The request: Will you restate verbatim the lines running from the line with "OCR this image." to the end of the data, leaving out everything else?
>> BEGIN
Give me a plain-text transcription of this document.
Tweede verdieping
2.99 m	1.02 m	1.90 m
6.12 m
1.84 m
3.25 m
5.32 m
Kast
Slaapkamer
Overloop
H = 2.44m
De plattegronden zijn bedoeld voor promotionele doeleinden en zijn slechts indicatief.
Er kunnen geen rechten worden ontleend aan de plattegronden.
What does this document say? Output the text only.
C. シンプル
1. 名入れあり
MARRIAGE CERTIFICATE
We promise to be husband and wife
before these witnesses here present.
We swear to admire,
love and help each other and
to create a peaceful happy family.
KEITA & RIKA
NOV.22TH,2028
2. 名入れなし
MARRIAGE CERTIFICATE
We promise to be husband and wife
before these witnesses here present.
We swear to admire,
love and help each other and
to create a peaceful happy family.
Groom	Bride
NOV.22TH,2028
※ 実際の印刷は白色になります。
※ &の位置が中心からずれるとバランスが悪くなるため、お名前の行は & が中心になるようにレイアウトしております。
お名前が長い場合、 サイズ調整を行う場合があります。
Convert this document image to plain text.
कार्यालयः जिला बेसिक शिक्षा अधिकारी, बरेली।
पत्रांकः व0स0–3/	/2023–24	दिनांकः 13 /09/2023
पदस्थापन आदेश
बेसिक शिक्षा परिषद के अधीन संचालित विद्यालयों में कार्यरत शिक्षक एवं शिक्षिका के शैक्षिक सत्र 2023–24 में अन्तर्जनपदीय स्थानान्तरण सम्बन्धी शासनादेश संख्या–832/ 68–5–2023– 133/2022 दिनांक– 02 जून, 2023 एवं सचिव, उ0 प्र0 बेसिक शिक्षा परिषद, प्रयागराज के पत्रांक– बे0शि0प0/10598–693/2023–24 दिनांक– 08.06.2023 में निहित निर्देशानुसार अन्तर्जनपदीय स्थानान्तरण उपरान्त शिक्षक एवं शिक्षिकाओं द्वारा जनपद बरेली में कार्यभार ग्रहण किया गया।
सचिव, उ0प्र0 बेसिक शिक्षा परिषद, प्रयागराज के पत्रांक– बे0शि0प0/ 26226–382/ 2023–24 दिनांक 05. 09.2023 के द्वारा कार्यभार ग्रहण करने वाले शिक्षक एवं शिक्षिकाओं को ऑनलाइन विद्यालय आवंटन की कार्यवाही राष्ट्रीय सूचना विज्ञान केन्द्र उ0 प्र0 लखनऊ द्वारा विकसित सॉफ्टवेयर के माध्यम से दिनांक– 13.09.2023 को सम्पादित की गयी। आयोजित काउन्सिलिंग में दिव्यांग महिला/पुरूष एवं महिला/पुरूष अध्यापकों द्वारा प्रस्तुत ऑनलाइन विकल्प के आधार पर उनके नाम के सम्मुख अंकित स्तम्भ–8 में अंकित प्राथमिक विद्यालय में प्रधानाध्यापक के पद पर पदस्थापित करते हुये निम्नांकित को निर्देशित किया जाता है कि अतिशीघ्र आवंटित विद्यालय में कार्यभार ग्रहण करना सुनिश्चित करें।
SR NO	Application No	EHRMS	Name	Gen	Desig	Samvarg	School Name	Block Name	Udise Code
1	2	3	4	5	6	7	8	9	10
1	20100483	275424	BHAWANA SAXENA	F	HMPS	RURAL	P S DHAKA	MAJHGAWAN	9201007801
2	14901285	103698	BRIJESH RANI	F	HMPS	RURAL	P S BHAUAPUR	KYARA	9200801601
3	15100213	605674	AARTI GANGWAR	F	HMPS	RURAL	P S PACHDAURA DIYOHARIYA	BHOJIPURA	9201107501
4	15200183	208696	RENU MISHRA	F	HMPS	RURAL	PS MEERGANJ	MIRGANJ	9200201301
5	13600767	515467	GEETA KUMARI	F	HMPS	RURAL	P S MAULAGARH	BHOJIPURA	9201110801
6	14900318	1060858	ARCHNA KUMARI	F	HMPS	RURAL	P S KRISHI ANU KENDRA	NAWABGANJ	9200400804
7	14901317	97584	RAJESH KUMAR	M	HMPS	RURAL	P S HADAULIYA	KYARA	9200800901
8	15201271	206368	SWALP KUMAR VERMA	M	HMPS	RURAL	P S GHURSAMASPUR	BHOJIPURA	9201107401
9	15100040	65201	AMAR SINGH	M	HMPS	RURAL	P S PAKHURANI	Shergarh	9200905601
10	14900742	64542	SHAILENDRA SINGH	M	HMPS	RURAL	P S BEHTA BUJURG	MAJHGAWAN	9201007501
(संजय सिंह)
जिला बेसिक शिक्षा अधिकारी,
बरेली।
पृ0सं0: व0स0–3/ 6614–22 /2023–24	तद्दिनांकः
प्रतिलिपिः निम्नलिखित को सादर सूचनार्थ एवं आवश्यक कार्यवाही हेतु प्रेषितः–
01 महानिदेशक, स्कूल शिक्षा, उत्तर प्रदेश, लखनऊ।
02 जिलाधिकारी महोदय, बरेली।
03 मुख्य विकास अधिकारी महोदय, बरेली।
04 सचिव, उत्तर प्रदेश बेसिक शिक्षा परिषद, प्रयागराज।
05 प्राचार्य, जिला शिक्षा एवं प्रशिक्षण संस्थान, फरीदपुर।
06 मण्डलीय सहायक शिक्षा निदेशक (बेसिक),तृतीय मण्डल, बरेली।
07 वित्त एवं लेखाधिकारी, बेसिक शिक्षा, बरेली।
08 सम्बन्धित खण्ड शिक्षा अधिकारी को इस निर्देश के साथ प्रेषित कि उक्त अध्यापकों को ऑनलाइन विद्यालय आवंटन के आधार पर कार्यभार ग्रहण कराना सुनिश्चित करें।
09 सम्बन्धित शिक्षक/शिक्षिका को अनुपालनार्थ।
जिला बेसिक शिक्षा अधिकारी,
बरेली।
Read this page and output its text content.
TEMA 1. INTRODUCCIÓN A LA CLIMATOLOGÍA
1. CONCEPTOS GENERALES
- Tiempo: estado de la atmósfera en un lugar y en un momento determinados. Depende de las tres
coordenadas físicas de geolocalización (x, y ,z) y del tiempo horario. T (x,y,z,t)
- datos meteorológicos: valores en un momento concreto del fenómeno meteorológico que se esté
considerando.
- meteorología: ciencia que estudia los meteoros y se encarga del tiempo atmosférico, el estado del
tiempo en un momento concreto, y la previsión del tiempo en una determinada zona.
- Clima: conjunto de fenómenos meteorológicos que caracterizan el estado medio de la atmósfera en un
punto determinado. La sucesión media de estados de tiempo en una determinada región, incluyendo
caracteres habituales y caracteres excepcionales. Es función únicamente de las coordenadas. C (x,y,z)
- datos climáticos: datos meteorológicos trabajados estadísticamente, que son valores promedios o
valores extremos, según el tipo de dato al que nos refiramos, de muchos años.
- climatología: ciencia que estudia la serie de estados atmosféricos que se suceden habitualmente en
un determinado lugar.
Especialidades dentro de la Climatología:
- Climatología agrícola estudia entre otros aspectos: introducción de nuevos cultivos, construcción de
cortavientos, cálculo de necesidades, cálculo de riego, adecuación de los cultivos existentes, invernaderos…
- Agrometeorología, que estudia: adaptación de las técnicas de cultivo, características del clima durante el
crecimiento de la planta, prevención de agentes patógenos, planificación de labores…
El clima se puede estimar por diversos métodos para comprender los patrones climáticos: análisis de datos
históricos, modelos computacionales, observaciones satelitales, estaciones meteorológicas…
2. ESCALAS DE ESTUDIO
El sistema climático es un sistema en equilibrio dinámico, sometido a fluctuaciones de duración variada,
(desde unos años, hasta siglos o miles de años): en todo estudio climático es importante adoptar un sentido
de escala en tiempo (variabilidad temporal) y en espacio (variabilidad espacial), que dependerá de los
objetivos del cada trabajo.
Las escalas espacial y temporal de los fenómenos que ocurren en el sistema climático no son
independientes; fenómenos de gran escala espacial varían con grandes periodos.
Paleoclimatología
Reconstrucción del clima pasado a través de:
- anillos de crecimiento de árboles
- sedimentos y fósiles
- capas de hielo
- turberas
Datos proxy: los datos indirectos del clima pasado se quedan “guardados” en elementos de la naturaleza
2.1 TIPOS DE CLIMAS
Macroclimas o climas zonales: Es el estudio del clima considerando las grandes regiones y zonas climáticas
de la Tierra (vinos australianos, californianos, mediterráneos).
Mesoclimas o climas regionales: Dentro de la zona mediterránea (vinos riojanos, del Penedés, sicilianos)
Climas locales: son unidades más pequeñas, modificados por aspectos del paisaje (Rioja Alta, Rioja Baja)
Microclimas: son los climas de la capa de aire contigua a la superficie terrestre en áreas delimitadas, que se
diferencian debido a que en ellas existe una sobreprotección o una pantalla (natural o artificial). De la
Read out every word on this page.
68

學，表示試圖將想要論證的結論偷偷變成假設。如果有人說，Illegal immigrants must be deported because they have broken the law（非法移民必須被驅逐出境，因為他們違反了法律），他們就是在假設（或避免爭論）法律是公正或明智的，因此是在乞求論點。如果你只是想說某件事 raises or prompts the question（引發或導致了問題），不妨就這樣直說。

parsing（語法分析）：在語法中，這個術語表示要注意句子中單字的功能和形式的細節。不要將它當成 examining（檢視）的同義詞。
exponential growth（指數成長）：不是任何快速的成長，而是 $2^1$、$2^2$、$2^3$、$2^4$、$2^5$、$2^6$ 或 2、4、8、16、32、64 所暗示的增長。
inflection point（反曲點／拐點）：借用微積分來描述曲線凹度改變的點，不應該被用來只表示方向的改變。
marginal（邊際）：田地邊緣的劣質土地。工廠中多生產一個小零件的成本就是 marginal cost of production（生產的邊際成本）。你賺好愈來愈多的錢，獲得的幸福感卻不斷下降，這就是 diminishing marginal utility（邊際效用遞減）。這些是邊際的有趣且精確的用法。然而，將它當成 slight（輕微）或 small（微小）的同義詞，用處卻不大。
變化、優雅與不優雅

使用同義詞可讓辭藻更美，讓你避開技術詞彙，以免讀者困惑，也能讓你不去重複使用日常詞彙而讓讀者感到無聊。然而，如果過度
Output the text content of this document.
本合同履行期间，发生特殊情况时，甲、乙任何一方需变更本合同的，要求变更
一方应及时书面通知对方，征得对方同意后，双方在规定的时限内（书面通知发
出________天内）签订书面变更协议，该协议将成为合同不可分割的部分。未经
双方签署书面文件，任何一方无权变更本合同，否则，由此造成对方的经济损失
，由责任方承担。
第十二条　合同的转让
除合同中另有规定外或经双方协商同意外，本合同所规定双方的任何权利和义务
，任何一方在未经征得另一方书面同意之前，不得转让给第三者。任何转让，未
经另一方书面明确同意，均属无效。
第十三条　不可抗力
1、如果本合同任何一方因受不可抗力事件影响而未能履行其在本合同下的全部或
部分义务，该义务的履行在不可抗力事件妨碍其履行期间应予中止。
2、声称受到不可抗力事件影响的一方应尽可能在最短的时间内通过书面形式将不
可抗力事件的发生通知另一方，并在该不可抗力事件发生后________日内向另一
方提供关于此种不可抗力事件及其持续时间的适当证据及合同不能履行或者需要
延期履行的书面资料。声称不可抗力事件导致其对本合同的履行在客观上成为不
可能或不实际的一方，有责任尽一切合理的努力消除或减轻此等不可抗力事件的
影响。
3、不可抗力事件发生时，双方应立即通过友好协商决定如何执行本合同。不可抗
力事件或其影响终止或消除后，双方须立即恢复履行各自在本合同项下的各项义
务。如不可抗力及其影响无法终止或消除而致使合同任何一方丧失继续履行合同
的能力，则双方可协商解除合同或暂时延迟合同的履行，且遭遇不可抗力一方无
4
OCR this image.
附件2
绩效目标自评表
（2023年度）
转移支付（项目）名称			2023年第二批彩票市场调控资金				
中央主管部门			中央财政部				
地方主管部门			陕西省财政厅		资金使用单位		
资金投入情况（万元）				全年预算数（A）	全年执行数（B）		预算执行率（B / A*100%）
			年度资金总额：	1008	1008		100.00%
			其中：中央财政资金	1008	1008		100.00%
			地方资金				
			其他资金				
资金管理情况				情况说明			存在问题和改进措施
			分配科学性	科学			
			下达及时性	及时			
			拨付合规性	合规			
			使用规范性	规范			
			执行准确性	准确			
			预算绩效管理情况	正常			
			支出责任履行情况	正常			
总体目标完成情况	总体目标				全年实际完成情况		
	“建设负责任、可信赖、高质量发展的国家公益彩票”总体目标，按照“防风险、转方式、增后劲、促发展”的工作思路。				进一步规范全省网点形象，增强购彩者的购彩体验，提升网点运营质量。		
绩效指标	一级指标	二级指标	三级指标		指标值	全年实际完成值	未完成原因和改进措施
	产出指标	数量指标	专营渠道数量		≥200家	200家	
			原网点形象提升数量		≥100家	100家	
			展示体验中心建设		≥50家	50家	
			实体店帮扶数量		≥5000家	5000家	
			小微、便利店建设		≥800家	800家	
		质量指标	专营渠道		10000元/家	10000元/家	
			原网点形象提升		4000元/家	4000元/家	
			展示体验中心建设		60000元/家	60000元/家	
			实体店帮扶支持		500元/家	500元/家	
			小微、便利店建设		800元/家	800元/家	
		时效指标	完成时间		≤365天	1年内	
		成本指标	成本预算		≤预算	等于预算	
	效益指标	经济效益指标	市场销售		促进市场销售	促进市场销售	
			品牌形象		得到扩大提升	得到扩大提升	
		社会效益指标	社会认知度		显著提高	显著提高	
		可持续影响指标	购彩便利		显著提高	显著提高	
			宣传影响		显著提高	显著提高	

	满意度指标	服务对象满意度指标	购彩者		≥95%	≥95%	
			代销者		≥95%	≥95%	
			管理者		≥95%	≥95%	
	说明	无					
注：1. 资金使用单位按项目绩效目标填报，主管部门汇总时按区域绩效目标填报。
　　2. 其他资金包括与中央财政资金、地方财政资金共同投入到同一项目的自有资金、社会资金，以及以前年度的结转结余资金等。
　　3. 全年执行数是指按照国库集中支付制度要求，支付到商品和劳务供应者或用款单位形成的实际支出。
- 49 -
>> END
Exercise answer:
OCR this image.
附件2
绩效目标自评表
（2023年度）
转移支付（项目）名称			2023年第二批彩票市场调控资金				
中央主管部门			中央财政部				
地方主管部门			陕西省财政厅		资金使用单位		
资金投入情况（万元）				全年预算数（A）	全年执行数（B）		预算执行率（B / A*100%）
			年度资金总额：	1008	1008		100.00%
			其中：中央财政资金	1008	1008		100.00%
			地方资金				
			其他资金				
资金管理情况				情况说明			存在问题和改进措施
			分配科学性	科学			
			下达及时性	及时			
			拨付合规性	合规			
			使用规范性	规范			
			执行准确性	准确			
			预算绩效管理情况	正常			
			支出责任履行情况	正常			
总体目标完成情况	总体目标				全年实际完成情况		
	“建设负责任、可信赖、高质量发展的国家公益彩票”总体目标，按照“防风险、转方式、增后劲、促发展”的工作思路。				进一步规范全省网点形象，增强购彩者的购彩体验，提升网点运营质量。		
绩效指标	一级指标	二级指标	三级指标		指标值	全年实际完成值	未完成原因和改进措施
	产出指标	数量指标	专营渠道数量		≥200家	200家	
			原网点形象提升数量		≥100家	100家	
			展示体验中心建设		≥50家	50家	
			实体店帮扶数量		≥5000家	5000家	
			小微、便利店建设		≥800家	800家	
		质量指标	专营渠道		10000元/家	10000元/家	
			原网点形象提升		4000元/家	4000元/家	
			展示体验中心建设		60000元/家	60000元/家	
			实体店帮扶支持		500元/家	500元/家	
			小微、便利店建设		800元/家	800元/家	
		时效指标	完成时间		≤365天	1年内	
		成本指标	成本预算		≤预算	等于预算	
	效益指标	经济效益指标	市场销售		促进市场销售	促进市场销售	
			品牌形象		得到扩大提升	得到扩大提升	
		社会效益指标	社会认知度		显著提高	显著提高	
		可持续影响指标	购彩便利		显著提高	显著提高	
			宣传影响		显著提高	显著提高	

	满意度指标	服务对象满意度指标	购彩者		≥95%	≥95%	
			代销者		≥95%	≥95%	
			管理者		≥95%	≥95%	
	说明	无					
注：1. 资金使用单位按项目绩效目标填报，主管部门汇总时按区域绩效目标填报。
　　2. 其他资金包括与中央财政资金、地方财政资金共同投入到同一项目的自有资金、社会资金，以及以前年度的结转结余资金等。
　　3. 全年执行数是指按照国库集中支付制度要求，支付到商品和劳务供应者或用款单位形成的实际支出。
- 49 -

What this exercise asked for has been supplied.